To do
Say the number of lines containing the string "level", and say nothing else.

Records for processing
▼▼▼

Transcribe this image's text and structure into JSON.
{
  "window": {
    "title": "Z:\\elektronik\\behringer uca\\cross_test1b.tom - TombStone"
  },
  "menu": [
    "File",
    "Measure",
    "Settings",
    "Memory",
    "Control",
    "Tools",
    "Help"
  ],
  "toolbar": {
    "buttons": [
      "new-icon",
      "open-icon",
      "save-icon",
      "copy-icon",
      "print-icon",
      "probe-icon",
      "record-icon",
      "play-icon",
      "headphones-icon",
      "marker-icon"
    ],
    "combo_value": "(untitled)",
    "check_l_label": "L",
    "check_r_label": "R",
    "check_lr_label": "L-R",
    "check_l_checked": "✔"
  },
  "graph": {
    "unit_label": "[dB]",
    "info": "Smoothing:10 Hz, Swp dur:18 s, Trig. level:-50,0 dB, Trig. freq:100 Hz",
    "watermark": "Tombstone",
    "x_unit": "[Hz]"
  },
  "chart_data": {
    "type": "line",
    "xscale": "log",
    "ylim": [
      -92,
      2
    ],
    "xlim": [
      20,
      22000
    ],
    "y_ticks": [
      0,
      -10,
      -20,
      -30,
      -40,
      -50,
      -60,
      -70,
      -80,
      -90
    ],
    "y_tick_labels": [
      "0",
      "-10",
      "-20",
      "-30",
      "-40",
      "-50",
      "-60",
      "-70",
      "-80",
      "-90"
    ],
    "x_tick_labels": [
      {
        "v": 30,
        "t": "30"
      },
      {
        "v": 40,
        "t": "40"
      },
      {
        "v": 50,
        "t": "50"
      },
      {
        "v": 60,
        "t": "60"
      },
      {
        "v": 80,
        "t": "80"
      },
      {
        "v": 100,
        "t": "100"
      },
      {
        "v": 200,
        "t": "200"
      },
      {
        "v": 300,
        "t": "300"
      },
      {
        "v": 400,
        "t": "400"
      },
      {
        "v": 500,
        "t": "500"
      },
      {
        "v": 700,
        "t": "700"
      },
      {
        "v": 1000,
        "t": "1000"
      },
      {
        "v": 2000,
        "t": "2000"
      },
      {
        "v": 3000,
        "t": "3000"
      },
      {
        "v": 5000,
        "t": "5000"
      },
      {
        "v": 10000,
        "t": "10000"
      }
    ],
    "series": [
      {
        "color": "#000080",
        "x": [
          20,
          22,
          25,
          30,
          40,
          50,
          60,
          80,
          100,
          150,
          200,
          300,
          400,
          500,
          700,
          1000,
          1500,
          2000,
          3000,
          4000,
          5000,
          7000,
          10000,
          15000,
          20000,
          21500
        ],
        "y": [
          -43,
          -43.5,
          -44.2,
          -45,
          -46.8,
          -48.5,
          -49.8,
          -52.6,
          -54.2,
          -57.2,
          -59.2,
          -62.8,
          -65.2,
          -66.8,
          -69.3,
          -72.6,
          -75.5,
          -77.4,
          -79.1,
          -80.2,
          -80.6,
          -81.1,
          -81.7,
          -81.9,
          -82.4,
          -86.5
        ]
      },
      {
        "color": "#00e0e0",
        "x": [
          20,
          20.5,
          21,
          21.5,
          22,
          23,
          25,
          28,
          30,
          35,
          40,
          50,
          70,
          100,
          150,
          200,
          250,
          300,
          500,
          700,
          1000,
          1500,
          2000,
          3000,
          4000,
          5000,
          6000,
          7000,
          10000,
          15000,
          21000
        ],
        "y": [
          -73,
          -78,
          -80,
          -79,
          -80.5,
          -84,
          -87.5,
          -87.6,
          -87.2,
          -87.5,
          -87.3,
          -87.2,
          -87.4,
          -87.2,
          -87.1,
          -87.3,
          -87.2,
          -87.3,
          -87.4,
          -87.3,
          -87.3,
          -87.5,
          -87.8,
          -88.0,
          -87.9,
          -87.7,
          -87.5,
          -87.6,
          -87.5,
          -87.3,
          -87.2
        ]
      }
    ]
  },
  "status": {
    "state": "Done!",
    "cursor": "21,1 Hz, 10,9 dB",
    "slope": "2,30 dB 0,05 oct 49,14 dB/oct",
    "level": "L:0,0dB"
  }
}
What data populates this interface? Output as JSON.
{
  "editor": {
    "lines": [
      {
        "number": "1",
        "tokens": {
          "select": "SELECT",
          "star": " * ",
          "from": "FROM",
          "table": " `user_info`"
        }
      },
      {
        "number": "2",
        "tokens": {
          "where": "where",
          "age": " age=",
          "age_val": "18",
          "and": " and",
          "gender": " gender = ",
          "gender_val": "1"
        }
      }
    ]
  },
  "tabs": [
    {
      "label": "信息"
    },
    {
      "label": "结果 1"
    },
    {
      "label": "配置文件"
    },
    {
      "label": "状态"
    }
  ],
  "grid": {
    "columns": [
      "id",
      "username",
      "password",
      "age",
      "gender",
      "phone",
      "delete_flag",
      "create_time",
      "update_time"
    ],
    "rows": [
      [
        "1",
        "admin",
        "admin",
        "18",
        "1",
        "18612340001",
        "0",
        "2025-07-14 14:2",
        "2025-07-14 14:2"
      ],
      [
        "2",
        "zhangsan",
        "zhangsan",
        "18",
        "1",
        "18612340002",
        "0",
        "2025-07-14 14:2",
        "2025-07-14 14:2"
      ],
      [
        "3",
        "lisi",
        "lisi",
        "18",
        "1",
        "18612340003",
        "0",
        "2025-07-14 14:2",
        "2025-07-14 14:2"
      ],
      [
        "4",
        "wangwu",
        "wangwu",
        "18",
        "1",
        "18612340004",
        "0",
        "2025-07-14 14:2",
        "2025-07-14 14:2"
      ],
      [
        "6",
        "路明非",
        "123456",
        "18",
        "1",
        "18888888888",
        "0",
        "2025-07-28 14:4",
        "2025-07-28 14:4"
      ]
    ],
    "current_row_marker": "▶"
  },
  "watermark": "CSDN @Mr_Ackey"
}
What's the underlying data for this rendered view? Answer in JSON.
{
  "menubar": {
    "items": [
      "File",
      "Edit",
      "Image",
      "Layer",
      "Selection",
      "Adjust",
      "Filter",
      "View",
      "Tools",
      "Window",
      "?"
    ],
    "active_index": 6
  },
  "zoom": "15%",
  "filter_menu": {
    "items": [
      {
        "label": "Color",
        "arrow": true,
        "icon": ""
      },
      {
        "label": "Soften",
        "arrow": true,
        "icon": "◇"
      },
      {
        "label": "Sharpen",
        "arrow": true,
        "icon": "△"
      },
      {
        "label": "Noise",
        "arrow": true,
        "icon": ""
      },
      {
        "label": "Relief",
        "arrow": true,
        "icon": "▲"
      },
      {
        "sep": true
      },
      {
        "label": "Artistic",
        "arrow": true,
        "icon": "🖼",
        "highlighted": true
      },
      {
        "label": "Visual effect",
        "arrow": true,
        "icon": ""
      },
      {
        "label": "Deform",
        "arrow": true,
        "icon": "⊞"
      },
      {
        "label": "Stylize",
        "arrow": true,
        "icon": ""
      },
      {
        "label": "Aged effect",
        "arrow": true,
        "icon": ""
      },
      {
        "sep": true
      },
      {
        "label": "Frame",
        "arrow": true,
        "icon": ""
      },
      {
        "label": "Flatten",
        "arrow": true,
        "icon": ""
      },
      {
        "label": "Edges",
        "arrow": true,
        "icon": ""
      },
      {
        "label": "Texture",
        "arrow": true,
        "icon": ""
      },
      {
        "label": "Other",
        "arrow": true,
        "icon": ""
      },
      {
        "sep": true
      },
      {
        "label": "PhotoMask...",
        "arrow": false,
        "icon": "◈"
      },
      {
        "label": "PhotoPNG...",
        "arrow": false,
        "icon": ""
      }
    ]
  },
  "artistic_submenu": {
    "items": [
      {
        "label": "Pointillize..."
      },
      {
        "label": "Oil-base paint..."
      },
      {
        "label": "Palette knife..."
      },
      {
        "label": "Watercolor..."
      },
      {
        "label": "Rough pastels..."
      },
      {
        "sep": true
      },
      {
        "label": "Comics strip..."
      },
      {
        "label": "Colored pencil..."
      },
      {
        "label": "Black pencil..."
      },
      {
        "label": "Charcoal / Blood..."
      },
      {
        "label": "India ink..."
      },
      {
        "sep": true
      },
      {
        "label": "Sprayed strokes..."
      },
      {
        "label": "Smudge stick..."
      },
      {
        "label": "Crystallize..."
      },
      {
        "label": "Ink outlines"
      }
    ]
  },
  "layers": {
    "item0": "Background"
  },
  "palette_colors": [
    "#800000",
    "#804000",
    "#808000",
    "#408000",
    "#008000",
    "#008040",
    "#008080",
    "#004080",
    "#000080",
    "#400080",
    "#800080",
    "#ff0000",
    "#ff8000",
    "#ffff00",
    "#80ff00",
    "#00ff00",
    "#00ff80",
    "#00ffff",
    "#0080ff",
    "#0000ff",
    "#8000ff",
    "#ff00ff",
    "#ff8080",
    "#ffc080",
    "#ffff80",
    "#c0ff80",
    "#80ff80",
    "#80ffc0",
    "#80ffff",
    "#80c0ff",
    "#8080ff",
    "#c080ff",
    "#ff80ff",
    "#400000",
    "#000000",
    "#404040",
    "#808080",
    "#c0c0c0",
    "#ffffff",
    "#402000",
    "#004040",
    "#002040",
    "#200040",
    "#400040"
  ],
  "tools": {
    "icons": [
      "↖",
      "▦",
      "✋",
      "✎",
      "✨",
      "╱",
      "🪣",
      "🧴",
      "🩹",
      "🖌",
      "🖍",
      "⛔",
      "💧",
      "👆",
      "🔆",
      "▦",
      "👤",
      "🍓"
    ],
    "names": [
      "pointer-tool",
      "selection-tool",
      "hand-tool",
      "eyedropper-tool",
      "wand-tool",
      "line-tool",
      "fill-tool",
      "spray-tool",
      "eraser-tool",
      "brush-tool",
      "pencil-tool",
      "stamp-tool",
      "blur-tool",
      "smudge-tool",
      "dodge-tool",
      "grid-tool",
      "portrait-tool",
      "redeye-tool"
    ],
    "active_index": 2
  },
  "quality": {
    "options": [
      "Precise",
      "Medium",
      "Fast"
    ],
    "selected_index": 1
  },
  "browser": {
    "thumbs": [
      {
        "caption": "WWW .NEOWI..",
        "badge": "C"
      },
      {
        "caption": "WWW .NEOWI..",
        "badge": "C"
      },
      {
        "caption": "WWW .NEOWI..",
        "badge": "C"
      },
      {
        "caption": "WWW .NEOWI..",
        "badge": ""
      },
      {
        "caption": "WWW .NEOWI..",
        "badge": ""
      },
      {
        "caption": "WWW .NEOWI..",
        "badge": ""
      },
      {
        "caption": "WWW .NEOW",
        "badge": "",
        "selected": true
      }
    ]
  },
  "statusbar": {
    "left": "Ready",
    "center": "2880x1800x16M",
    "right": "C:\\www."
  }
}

▲▲▲

Response
2